= MATERIAL SHOWN =
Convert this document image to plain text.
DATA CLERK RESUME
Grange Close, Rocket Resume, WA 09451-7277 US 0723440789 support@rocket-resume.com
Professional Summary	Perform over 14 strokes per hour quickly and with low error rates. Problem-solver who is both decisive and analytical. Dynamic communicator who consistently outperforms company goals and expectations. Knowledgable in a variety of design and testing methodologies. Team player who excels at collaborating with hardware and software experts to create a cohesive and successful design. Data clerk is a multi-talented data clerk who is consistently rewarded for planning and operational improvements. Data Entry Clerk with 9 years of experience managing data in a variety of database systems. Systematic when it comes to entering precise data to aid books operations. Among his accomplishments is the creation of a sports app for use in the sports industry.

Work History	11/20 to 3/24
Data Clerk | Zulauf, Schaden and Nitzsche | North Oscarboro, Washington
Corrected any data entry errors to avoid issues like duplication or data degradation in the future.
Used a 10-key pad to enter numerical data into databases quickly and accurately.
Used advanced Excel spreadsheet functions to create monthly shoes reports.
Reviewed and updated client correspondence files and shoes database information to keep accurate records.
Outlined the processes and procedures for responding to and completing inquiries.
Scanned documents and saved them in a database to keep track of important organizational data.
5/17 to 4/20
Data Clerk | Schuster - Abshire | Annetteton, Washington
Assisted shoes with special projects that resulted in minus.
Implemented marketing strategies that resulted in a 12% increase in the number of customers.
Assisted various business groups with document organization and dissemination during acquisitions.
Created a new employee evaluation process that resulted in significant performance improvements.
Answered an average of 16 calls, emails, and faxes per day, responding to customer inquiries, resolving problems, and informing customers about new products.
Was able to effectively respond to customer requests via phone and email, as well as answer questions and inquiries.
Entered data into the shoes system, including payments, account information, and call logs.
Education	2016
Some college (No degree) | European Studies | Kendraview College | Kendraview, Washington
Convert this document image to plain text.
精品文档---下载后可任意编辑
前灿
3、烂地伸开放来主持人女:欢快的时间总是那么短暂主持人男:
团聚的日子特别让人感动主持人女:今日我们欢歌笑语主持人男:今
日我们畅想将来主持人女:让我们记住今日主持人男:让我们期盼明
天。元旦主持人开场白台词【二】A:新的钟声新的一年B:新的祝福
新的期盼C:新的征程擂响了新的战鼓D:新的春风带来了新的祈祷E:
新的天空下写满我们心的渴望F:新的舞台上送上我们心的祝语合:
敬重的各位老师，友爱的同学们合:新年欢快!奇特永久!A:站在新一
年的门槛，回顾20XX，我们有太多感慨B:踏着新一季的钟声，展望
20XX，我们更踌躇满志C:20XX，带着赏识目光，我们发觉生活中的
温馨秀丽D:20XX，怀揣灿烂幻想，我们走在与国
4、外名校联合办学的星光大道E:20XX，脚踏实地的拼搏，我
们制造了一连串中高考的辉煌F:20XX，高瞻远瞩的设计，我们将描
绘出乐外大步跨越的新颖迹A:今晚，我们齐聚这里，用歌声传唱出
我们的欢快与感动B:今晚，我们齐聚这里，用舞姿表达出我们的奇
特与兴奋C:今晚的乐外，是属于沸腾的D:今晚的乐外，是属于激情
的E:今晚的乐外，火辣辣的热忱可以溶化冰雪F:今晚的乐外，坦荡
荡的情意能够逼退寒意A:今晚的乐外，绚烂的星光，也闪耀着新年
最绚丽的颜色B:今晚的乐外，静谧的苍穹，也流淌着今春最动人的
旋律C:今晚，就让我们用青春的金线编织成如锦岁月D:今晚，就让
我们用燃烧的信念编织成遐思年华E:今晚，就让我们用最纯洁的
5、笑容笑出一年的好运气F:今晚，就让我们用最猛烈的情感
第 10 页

= AIM OF THE EXERCISE =
Return each line where "information" shows up.

= THE OUTPUT =
Reviewed and updated client correspondence files and shoes database information to keep accurate records.
Entered data into the shoes system, including payments, account information, and call logs.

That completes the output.